What you need to do -> Determine the number of lines containing the word "color", and state that figure alone.

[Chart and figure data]

..............................

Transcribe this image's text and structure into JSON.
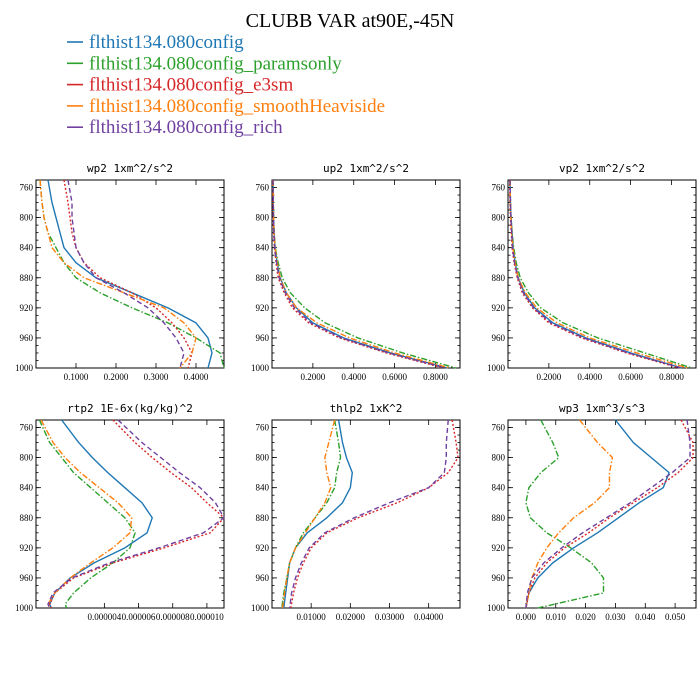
{
  "figure": {
    "title": "CLUBB VAR at90E,-45N",
    "legend": [
      {
        "label": "flthist134.080config",
        "color": "#1f77b4",
        "dash": "solid"
      },
      {
        "label": "flthist134.080config_paramsonly",
        "color": "#2ca02c",
        "dash": "dashdot"
      },
      {
        "label": "flthist134.080config_e3sm",
        "color": "#d62728",
        "dash": "dot"
      },
      {
        "label": "flthist134.080config_smoothHeaviside",
        "color": "#ff7f0e",
        "dash": "dashdot"
      },
      {
        "label": "flthist134.080config_rich",
        "color": "#7040a0",
        "dash": "dash"
      }
    ]
  },
  "chart_data": [
    {
      "type": "line",
      "title": "wp2  1xm^2/s^2",
      "xlim": [
        0,
        0.47
      ],
      "ylim": [
        1000,
        750
      ],
      "xticks": [
        0.1,
        0.2,
        0.3,
        0.4
      ],
      "xtick_labels": [
        "0.1000",
        "0.2000",
        "0.3000",
        "0.4000"
      ],
      "yticks": [
        760,
        800,
        840,
        880,
        920,
        960,
        1000
      ],
      "ytick_labels": [
        "760",
        "800",
        "840",
        "880",
        "920",
        "960",
        "1000"
      ],
      "y": [
        750,
        780,
        800,
        820,
        840,
        860,
        880,
        900,
        920,
        940,
        960,
        980,
        1000
      ],
      "series": [
        {
          "values": [
            0.03,
            0.04,
            0.05,
            0.06,
            0.07,
            0.1,
            0.15,
            0.24,
            0.33,
            0.4,
            0.43,
            0.44,
            0.43
          ]
        },
        {
          "values": [
            0.01,
            0.015,
            0.02,
            0.03,
            0.05,
            0.07,
            0.1,
            0.16,
            0.24,
            0.33,
            0.4,
            0.46,
            0.47
          ]
        },
        {
          "values": [
            0.07,
            0.08,
            0.085,
            0.09,
            0.1,
            0.12,
            0.16,
            0.24,
            0.3,
            0.34,
            0.37,
            0.39,
            0.38
          ]
        },
        {
          "values": [
            0.01,
            0.015,
            0.02,
            0.03,
            0.04,
            0.07,
            0.12,
            0.22,
            0.32,
            0.37,
            0.4,
            0.39,
            0.36
          ]
        },
        {
          "values": [
            0.08,
            0.09,
            0.09,
            0.095,
            0.1,
            0.12,
            0.15,
            0.22,
            0.28,
            0.32,
            0.35,
            0.37,
            0.36
          ]
        }
      ]
    },
    {
      "type": "line",
      "title": "up2  1xm^2/s^2",
      "xlim": [
        0,
        0.92
      ],
      "ylim": [
        1000,
        750
      ],
      "xticks": [
        0.2,
        0.4,
        0.6,
        0.8
      ],
      "xtick_labels": [
        "0.2000",
        "0.4000",
        "0.6000",
        "0.8000"
      ],
      "yticks": [
        760,
        800,
        840,
        880,
        920,
        960,
        1000
      ],
      "ytick_labels": [
        "760",
        "800",
        "840",
        "880",
        "920",
        "960",
        "1000"
      ],
      "y": [
        750,
        780,
        800,
        820,
        840,
        860,
        880,
        900,
        920,
        940,
        960,
        980,
        1000
      ],
      "series": [
        {
          "values": [
            0.005,
            0.006,
            0.008,
            0.01,
            0.015,
            0.025,
            0.04,
            0.07,
            0.12,
            0.2,
            0.35,
            0.58,
            0.86
          ]
        },
        {
          "values": [
            0.005,
            0.006,
            0.008,
            0.011,
            0.016,
            0.03,
            0.05,
            0.09,
            0.16,
            0.26,
            0.42,
            0.64,
            0.9
          ]
        },
        {
          "values": [
            0.004,
            0.005,
            0.006,
            0.008,
            0.012,
            0.02,
            0.03,
            0.06,
            0.1,
            0.18,
            0.33,
            0.56,
            0.84
          ]
        },
        {
          "values": [
            0.005,
            0.006,
            0.008,
            0.01,
            0.015,
            0.025,
            0.04,
            0.07,
            0.12,
            0.22,
            0.38,
            0.6,
            0.87
          ]
        },
        {
          "values": [
            0.005,
            0.006,
            0.007,
            0.009,
            0.013,
            0.022,
            0.035,
            0.065,
            0.11,
            0.19,
            0.34,
            0.57,
            0.85
          ]
        }
      ]
    },
    {
      "type": "line",
      "title": "vp2  1xm^2/s^2",
      "xlim": [
        0,
        0.92
      ],
      "ylim": [
        1000,
        750
      ],
      "xticks": [
        0.2,
        0.4,
        0.6,
        0.8
      ],
      "xtick_labels": [
        "0.2000",
        "0.4000",
        "0.6000",
        "0.8000"
      ],
      "yticks": [
        760,
        800,
        840,
        880,
        920,
        960,
        1000
      ],
      "ytick_labels": [
        "760",
        "800",
        "840",
        "880",
        "920",
        "960",
        "1000"
      ],
      "y": [
        750,
        780,
        800,
        820,
        840,
        860,
        880,
        900,
        920,
        940,
        960,
        980,
        1000
      ],
      "series": [
        {
          "values": [
            0.01,
            0.012,
            0.015,
            0.02,
            0.025,
            0.035,
            0.05,
            0.08,
            0.13,
            0.22,
            0.38,
            0.6,
            0.85
          ]
        },
        {
          "values": [
            0.01,
            0.012,
            0.015,
            0.02,
            0.028,
            0.04,
            0.06,
            0.1,
            0.16,
            0.27,
            0.44,
            0.67,
            0.9
          ]
        },
        {
          "values": [
            0.008,
            0.01,
            0.012,
            0.016,
            0.02,
            0.03,
            0.045,
            0.07,
            0.12,
            0.2,
            0.36,
            0.58,
            0.84
          ]
        },
        {
          "values": [
            0.01,
            0.012,
            0.014,
            0.018,
            0.024,
            0.035,
            0.05,
            0.085,
            0.14,
            0.24,
            0.4,
            0.63,
            0.88
          ]
        },
        {
          "values": [
            0.01,
            0.012,
            0.014,
            0.018,
            0.022,
            0.032,
            0.048,
            0.075,
            0.125,
            0.21,
            0.37,
            0.59,
            0.85
          ]
        }
      ]
    },
    {
      "type": "line",
      "title": "rtp2  1E-6x(kg/kg)^2",
      "xlim": [
        0,
        1.1e-05
      ],
      "ylim": [
        1000,
        750
      ],
      "xticks": [
        4e-06,
        6e-06,
        8e-06,
        1e-05
      ],
      "xtick_labels": [
        "0.000004",
        "0.000006",
        "0.000008",
        "0.000010"
      ],
      "yticks": [
        760,
        800,
        840,
        880,
        920,
        960,
        1000
      ],
      "ytick_labels": [
        "760",
        "800",
        "840",
        "880",
        "920",
        "960",
        "1000"
      ],
      "y": [
        750,
        780,
        800,
        820,
        840,
        860,
        880,
        900,
        920,
        940,
        960,
        980,
        995,
        1000
      ],
      "series": [
        {
          "values": [
            1.5e-06,
            2.5e-06,
            3.3e-06,
            4.2e-06,
            5.2e-06,
            6.2e-06,
            6.8e-06,
            6.5e-06,
            5.2e-06,
            3.4e-06,
            2e-06,
            1.1e-06,
            8e-07,
            9e-07
          ]
        },
        {
          "values": [
            2e-07,
            8e-07,
            1.5e-06,
            2.2e-06,
            3.2e-06,
            4.2e-06,
            5.2e-06,
            5.8e-06,
            5.5e-06,
            4.5e-06,
            3.2e-06,
            2.2e-06,
            1.7e-06,
            1.8e-06
          ]
        },
        {
          "values": [
            4.5e-06,
            5.8e-06,
            6.8e-06,
            7.9e-06,
            9.1e-06,
            1e-05,
            1.1e-05,
            1.02e-05,
            7.5e-06,
            4.5e-06,
            2.2e-06,
            1.1e-06,
            8e-07,
            9e-07
          ]
        },
        {
          "values": [
            3e-07,
            1e-06,
            1.7e-06,
            2.6e-06,
            3.7e-06,
            4.8e-06,
            5.6e-06,
            5.5e-06,
            4.5e-06,
            3.2e-06,
            2e-06,
            1.1e-06,
            7e-07,
            8e-07
          ]
        },
        {
          "values": [
            4.8e-06,
            6.2e-06,
            7.3e-06,
            8.4e-06,
            9.6e-06,
            1.05e-05,
            1.1e-05,
            9.8e-06,
            7.2e-06,
            4.3e-06,
            2.1e-06,
            1e-06,
            7e-07,
            8e-07
          ]
        }
      ]
    },
    {
      "type": "line",
      "title": "thlp2  1xK^2",
      "xlim": [
        0,
        0.048
      ],
      "ylim": [
        1000,
        750
      ],
      "xticks": [
        0.01,
        0.02,
        0.03,
        0.04
      ],
      "xtick_labels": [
        "0.01000",
        "0.02000",
        "0.03000",
        "0.04000"
      ],
      "yticks": [
        760,
        800,
        840,
        880,
        920,
        960,
        1000
      ],
      "ytick_labels": [
        "760",
        "800",
        "840",
        "880",
        "920",
        "960",
        "1000"
      ],
      "y": [
        750,
        780,
        800,
        820,
        840,
        860,
        880,
        900,
        920,
        940,
        960,
        980,
        1000
      ],
      "series": [
        {
          "values": [
            0.017,
            0.018,
            0.019,
            0.0205,
            0.02,
            0.018,
            0.014,
            0.009,
            0.006,
            0.0045,
            0.004,
            0.0035,
            0.003
          ]
        },
        {
          "values": [
            0.016,
            0.017,
            0.0175,
            0.0165,
            0.016,
            0.014,
            0.011,
            0.008,
            0.006,
            0.0045,
            0.0038,
            0.003,
            0.0025
          ]
        },
        {
          "values": [
            0.046,
            0.047,
            0.0475,
            0.045,
            0.04,
            0.032,
            0.022,
            0.014,
            0.01,
            0.008,
            0.0065,
            0.0055,
            0.0048
          ]
        },
        {
          "values": [
            0.016,
            0.0145,
            0.0135,
            0.014,
            0.015,
            0.0135,
            0.011,
            0.0085,
            0.006,
            0.0045,
            0.0038,
            0.0032,
            0.0027
          ]
        },
        {
          "values": [
            0.045,
            0.0445,
            0.0445,
            0.044,
            0.04,
            0.03,
            0.021,
            0.0135,
            0.0095,
            0.0075,
            0.006,
            0.005,
            0.0045
          ]
        }
      ]
    },
    {
      "type": "line",
      "title": "wp3  1xm^3/s^3",
      "xlim": [
        -0.006,
        0.057
      ],
      "ylim": [
        1000,
        750
      ],
      "xticks": [
        0.0,
        0.01,
        0.02,
        0.03,
        0.04,
        0.05
      ],
      "xtick_labels": [
        "0.000",
        "0.010",
        "0.020",
        "0.030",
        "0.040",
        "0.050"
      ],
      "yticks": [
        760,
        800,
        840,
        880,
        920,
        960,
        1000
      ],
      "ytick_labels": [
        "760",
        "800",
        "840",
        "880",
        "920",
        "960",
        "1000"
      ],
      "y": [
        750,
        780,
        800,
        820,
        840,
        860,
        880,
        900,
        920,
        940,
        960,
        980,
        1000
      ],
      "series": [
        {
          "values": [
            0.03,
            0.036,
            0.042,
            0.048,
            0.046,
            0.038,
            0.031,
            0.024,
            0.016,
            0.009,
            0.004,
            0.001,
            0.0
          ]
        },
        {
          "values": [
            0.005,
            0.009,
            0.011,
            0.005,
            0.001,
            0.0,
            0.0015,
            0.007,
            0.015,
            0.022,
            0.026,
            0.026,
            0.004
          ]
        },
        {
          "values": [
            0.052,
            0.056,
            0.056,
            0.051,
            0.044,
            0.036,
            0.028,
            0.021,
            0.013,
            0.007,
            0.003,
            0.001,
            0.0
          ]
        },
        {
          "values": [
            0.018,
            0.024,
            0.029,
            0.028,
            0.028,
            0.023,
            0.016,
            0.011,
            0.007,
            0.004,
            0.002,
            0.001,
            0.0
          ]
        },
        {
          "values": [
            0.054,
            0.055,
            0.055,
            0.049,
            0.042,
            0.035,
            0.027,
            0.019,
            0.012,
            0.006,
            0.002,
            0.0005,
            0.0
          ]
        }
      ]
    }
  ]
}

..............................

Solution -> 5